◆ **Entries with figure data**
----------------------------------------

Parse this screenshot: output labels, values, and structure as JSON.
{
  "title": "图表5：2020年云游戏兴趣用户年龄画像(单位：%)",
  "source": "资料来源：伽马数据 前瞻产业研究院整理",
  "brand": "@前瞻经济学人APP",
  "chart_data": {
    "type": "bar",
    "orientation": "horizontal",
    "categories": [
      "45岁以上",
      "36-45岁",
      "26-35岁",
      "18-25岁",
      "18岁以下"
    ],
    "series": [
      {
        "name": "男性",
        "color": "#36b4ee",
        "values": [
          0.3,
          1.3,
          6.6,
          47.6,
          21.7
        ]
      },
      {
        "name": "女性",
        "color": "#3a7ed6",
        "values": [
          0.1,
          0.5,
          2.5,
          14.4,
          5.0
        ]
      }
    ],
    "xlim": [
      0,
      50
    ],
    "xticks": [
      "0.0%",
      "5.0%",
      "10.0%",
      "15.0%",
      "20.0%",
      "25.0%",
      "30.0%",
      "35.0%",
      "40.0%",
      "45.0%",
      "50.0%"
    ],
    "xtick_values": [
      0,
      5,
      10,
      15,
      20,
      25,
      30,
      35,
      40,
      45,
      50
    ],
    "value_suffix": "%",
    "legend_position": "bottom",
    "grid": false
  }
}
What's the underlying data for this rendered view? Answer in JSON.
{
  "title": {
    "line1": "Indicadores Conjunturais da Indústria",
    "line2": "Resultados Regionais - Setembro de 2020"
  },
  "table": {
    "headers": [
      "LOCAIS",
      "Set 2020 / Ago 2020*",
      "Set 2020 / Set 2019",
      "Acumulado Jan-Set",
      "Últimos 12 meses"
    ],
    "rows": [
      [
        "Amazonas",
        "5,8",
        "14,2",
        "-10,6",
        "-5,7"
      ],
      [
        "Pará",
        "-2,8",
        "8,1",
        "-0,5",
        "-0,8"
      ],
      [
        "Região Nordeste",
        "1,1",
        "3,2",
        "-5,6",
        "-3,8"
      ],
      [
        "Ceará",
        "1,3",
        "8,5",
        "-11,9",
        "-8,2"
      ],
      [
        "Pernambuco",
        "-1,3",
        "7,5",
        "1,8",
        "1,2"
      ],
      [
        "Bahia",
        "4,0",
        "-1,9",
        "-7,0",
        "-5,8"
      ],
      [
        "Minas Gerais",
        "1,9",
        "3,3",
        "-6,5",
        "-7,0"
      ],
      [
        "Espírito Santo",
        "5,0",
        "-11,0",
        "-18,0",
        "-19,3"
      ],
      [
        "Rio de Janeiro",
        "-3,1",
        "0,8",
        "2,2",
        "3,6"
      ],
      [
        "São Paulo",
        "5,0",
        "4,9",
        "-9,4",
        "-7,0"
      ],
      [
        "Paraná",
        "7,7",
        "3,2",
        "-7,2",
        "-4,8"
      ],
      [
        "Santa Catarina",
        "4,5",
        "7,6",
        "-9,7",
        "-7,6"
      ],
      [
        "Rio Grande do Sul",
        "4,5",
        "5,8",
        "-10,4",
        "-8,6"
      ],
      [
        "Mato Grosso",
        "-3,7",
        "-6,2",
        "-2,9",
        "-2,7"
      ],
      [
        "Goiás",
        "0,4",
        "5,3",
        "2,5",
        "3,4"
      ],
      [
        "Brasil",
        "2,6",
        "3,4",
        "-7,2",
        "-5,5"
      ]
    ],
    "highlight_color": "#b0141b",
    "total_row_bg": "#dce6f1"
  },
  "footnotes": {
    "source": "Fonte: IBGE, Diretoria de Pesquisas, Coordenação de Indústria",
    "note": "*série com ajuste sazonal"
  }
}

----------------------------------------

◆ **TO DO**
Please restate the records in full, word for word.

◆ **THE OUTPUT**
Parse this screenshot: output labels, values, and structure as JSON.
{
  "title": "图表5：2020年云游戏兴趣用户年龄画像(单位：%)",
  "source": "资料来源：伽马数据 前瞻产业研究院整理",
  "brand": "@前瞻经济学人APP",
  "chart_data": {
    "type": "bar",
    "orientation": "horizontal",
    "categories": [
      "45岁以上",
      "36-45岁",
      "26-35岁",
      "18-25岁",
      "18岁以下"
    ],
    "series": [
      {
        "name": "男性",
        "color": "#36b4ee",
        "values": [
          0.3,
          1.3,
          6.6,
          47.6,
          21.7
        ]
      },
      {
        "name": "女性",
        "color": "#3a7ed6",
        "values": [
          0.1,
          0.5,
          2.5,
          14.4,
          5.0
        ]
      }
    ],
    "xlim": [
      0,
      50
    ],
    "xticks": [
      "0.0%",
      "5.0%",
      "10.0%",
      "15.0%",
      "20.0%",
      "25.0%",
      "30.0%",
      "35.0%",
      "40.0%",
      "45.0%",
      "50.0%"
    ],
    "xtick_values": [
      0,
      5,
      10,
      15,
      20,
      25,
      30,
      35,
      40,
      45,
      50
    ],
    "value_suffix": "%",
    "legend_position": "bottom",
    "grid": false
  }
}
What's the underlying data for this rendered view? Answer in JSON.
{
  "title": {
    "line1": "Indicadores Conjunturais da Indústria",
    "line2": "Resultados Regionais - Setembro de 2020"
  },
  "table": {
    "headers": [
      "LOCAIS",
      "Set 2020 / Ago 2020*",
      "Set 2020 / Set 2019",
      "Acumulado Jan-Set",
      "Últimos 12 meses"
    ],
    "rows": [
      [
        "Amazonas",
        "5,8",
        "14,2",
        "-10,6",
        "-5,7"
      ],
      [
        "Pará",
        "-2,8",
        "8,1",
        "-0,5",
        "-0,8"
      ],
      [
        "Região Nordeste",
        "1,1",
        "3,2",
        "-5,6",
        "-3,8"
      ],
      [
        "Ceará",
        "1,3",
        "8,5",
        "-11,9",
        "-8,2"
      ],
      [
        "Pernambuco",
        "-1,3",
        "7,5",
        "1,8",
        "1,2"
      ],
      [
        "Bahia",
        "4,0",
        "-1,9",
        "-7,0",
        "-5,8"
      ],
      [
        "Minas Gerais",
        "1,9",
        "3,3",
        "-6,5",
        "-7,0"
      ],
      [
        "Espírito Santo",
        "5,0",
        "-11,0",
        "-18,0",
        "-19,3"
      ],
      [
        "Rio de Janeiro",
        "-3,1",
        "0,8",
        "2,2",
        "3,6"
      ],
      [
        "São Paulo",
        "5,0",
        "4,9",
        "-9,4",
        "-7,0"
      ],
      [
        "Paraná",
        "7,7",
        "3,2",
        "-7,2",
        "-4,8"
      ],
      [
        "Santa Catarina",
        "4,5",
        "7,6",
        "-9,7",
        "-7,6"
      ],
      [
        "Rio Grande do Sul",
        "4,5",
        "5,8",
        "-10,4",
        "-8,6"
      ],
      [
        "Mato Grosso",
        "-3,7",
        "-6,2",
        "-2,9",
        "-2,7"
      ],
      [
        "Goiás",
        "0,4",
        "5,3",
        "2,5",
        "3,4"
      ],
      [
        "Brasil",
        "2,6",
        "3,4",
        "-7,2",
        "-5,5"
      ]
    ],
    "highlight_color": "#b0141b",
    "total_row_bg": "#dce6f1"
  },
  "footnotes": {
    "source": "Fonte: IBGE, Diretoria de Pesquisas, Coordenação de Indústria",
    "note": "*série com ajuste sazonal"
  }
}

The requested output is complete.